Source records>
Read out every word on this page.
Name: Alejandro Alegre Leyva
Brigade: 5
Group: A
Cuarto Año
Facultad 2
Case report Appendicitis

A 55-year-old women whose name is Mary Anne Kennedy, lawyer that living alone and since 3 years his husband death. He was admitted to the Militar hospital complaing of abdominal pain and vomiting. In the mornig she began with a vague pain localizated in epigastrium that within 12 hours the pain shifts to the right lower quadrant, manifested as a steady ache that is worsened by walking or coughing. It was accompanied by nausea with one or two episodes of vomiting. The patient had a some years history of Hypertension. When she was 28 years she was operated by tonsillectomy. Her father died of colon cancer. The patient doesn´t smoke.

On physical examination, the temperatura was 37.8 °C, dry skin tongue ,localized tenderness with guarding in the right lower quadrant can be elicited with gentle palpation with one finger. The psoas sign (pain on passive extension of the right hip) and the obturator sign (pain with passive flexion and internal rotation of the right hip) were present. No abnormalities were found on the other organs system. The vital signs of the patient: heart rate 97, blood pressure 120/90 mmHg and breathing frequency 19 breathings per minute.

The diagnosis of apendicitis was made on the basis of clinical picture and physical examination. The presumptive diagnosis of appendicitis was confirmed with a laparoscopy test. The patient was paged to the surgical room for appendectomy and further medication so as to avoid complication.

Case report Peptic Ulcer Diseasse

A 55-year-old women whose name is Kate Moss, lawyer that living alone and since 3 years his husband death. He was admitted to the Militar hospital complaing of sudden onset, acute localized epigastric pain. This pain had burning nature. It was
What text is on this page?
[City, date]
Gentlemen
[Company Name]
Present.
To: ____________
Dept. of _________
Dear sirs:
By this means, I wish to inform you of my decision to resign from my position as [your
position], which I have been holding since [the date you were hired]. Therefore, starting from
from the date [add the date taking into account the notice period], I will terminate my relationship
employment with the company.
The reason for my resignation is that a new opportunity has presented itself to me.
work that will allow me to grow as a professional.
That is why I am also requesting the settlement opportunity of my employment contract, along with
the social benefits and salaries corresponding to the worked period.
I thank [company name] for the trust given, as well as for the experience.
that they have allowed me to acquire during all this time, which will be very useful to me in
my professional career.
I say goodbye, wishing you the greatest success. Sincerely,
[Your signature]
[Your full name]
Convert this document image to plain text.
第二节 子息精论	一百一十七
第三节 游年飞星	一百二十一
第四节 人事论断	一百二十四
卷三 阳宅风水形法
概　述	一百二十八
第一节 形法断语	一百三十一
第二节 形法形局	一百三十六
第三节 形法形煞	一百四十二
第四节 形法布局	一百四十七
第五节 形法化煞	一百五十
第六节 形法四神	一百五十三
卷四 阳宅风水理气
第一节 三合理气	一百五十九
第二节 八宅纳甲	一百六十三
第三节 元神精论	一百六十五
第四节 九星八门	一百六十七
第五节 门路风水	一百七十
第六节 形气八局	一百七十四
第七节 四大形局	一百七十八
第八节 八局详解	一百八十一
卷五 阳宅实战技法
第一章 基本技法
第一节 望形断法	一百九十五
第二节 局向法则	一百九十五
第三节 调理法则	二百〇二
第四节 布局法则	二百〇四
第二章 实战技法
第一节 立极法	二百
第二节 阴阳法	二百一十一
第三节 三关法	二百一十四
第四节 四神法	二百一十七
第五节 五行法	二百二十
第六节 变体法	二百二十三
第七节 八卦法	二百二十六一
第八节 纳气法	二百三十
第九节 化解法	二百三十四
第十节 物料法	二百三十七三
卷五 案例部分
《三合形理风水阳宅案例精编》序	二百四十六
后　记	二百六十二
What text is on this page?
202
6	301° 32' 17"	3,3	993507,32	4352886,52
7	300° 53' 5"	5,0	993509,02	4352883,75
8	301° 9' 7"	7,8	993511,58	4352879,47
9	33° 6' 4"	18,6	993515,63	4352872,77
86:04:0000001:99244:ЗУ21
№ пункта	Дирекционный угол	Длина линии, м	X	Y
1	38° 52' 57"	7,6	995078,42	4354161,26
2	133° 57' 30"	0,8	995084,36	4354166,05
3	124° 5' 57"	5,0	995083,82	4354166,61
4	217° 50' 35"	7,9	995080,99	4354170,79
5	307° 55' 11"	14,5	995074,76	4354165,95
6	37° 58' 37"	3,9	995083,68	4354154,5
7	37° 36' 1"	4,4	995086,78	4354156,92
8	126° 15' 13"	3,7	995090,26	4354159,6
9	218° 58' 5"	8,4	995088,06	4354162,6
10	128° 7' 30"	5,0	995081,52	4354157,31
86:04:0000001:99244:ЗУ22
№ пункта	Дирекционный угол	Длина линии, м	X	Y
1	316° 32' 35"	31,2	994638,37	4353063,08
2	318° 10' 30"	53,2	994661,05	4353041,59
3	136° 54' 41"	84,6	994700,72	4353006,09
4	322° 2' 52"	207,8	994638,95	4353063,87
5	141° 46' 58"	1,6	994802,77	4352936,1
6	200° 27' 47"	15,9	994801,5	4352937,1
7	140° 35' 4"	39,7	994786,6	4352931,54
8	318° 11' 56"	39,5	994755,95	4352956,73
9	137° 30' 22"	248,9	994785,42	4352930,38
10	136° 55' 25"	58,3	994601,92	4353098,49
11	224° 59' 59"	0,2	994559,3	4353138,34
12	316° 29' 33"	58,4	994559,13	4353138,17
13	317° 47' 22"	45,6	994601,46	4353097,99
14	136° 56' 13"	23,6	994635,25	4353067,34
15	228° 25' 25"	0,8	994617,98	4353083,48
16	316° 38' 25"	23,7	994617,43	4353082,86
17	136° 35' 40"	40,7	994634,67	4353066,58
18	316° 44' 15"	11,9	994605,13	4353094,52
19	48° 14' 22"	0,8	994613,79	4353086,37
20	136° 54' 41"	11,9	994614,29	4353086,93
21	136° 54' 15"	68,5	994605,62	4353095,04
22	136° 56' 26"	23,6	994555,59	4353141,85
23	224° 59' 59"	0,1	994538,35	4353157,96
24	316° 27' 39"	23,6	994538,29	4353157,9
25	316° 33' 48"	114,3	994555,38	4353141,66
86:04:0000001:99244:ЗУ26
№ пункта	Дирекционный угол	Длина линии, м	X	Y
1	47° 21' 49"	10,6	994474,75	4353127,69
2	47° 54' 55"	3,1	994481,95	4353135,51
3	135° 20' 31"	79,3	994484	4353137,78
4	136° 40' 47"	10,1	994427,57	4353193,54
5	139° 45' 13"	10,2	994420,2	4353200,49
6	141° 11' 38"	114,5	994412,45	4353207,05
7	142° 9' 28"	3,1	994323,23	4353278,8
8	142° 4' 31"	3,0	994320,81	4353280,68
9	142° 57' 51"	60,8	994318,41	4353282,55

Challenge> Check each line in the listing above for the string "professional", then report how many lines contain it, with no other text.

Worked answer> 2